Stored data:
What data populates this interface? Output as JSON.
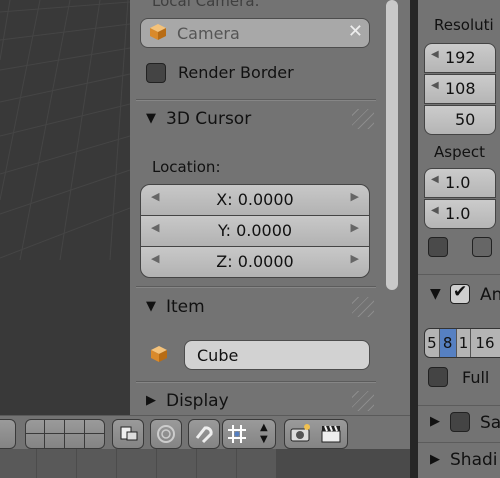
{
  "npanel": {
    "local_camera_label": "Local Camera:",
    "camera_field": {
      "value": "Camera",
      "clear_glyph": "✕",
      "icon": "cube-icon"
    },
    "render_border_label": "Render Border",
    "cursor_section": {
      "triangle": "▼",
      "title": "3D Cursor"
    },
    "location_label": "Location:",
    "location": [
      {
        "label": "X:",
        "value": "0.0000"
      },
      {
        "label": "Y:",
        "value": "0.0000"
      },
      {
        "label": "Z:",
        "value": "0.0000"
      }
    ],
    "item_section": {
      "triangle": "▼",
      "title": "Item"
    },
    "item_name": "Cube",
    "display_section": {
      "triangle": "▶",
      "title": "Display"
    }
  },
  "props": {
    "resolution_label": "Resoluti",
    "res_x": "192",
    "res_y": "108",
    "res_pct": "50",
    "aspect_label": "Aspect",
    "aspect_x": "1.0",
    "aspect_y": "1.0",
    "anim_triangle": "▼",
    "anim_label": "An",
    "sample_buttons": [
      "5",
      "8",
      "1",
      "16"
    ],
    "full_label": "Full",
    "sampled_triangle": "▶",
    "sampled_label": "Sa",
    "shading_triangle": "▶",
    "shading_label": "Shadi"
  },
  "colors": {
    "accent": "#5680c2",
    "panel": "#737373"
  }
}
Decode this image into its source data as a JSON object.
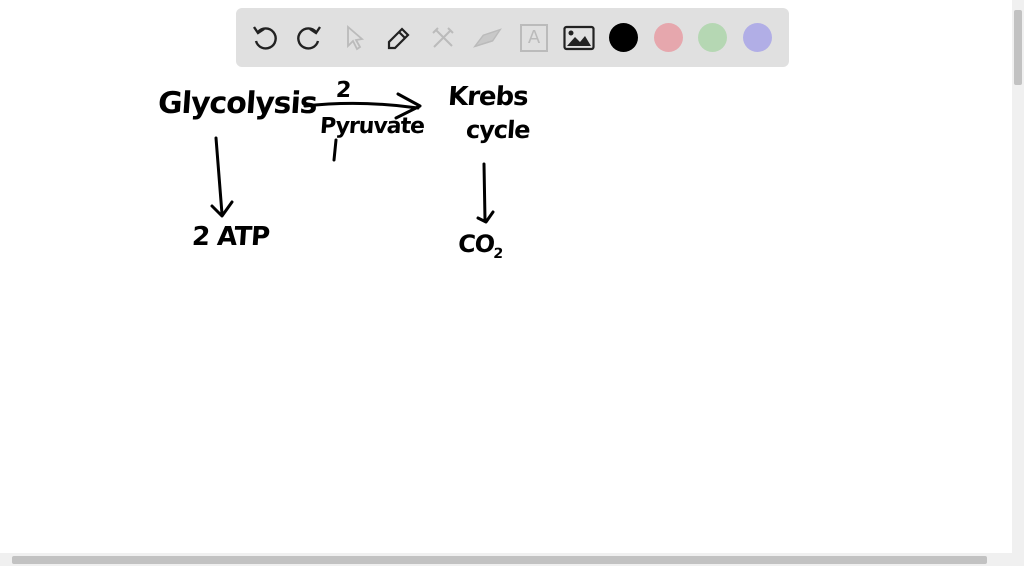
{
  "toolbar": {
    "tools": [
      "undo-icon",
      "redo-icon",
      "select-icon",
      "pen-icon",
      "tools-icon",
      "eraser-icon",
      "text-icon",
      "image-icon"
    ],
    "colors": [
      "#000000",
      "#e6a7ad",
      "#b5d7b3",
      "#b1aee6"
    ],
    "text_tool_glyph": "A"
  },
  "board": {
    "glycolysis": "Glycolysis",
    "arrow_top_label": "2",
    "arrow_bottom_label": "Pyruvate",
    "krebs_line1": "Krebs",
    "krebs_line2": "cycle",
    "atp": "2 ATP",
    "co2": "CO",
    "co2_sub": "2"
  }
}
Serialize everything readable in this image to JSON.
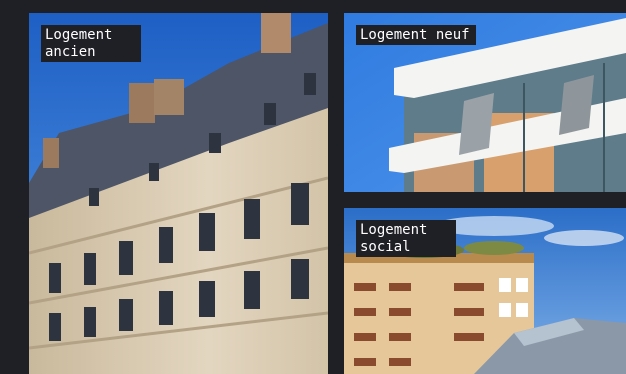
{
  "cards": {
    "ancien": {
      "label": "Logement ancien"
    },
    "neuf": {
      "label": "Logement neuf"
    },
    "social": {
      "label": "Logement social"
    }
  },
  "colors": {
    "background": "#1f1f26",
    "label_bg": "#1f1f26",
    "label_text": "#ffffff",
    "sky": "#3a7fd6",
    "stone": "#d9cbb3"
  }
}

...

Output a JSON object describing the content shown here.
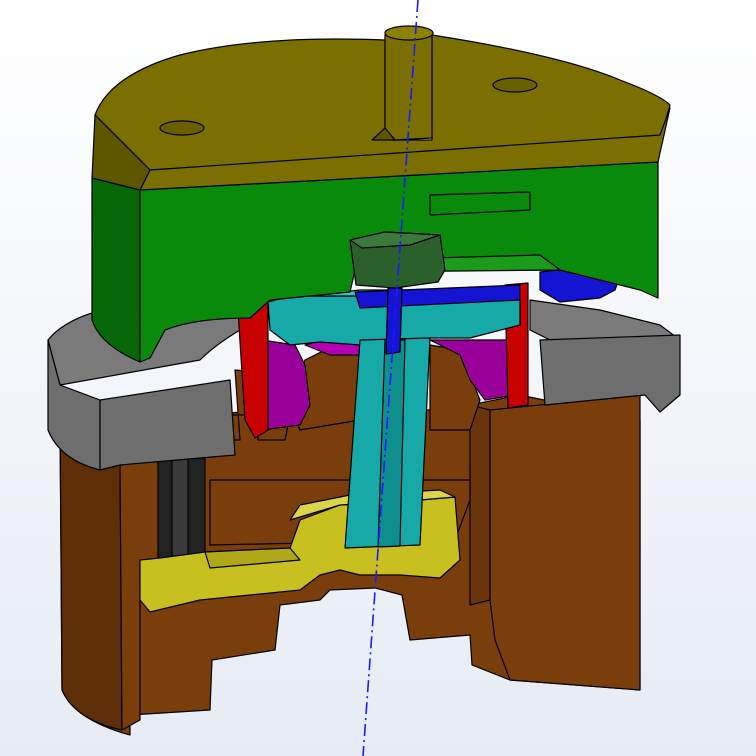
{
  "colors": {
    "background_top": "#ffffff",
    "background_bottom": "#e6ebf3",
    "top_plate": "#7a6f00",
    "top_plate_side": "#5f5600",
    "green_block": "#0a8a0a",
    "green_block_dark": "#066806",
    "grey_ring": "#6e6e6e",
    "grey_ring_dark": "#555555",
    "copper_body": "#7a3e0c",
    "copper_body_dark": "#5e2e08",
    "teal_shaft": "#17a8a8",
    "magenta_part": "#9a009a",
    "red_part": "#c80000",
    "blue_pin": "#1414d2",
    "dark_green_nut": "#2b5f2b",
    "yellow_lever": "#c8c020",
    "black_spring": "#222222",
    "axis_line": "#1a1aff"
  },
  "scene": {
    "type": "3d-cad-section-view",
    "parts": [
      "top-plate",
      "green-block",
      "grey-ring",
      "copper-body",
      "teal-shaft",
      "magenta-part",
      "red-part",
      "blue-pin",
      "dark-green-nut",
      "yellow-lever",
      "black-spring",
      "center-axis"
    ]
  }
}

YOUR OBJECTIVE: Which lines contain the word "image"? Return each of them.

SOLUTION:
Decode this image into its source data as a JSON object.
      "image-icon"
Serialize everything readable in this image to JSON.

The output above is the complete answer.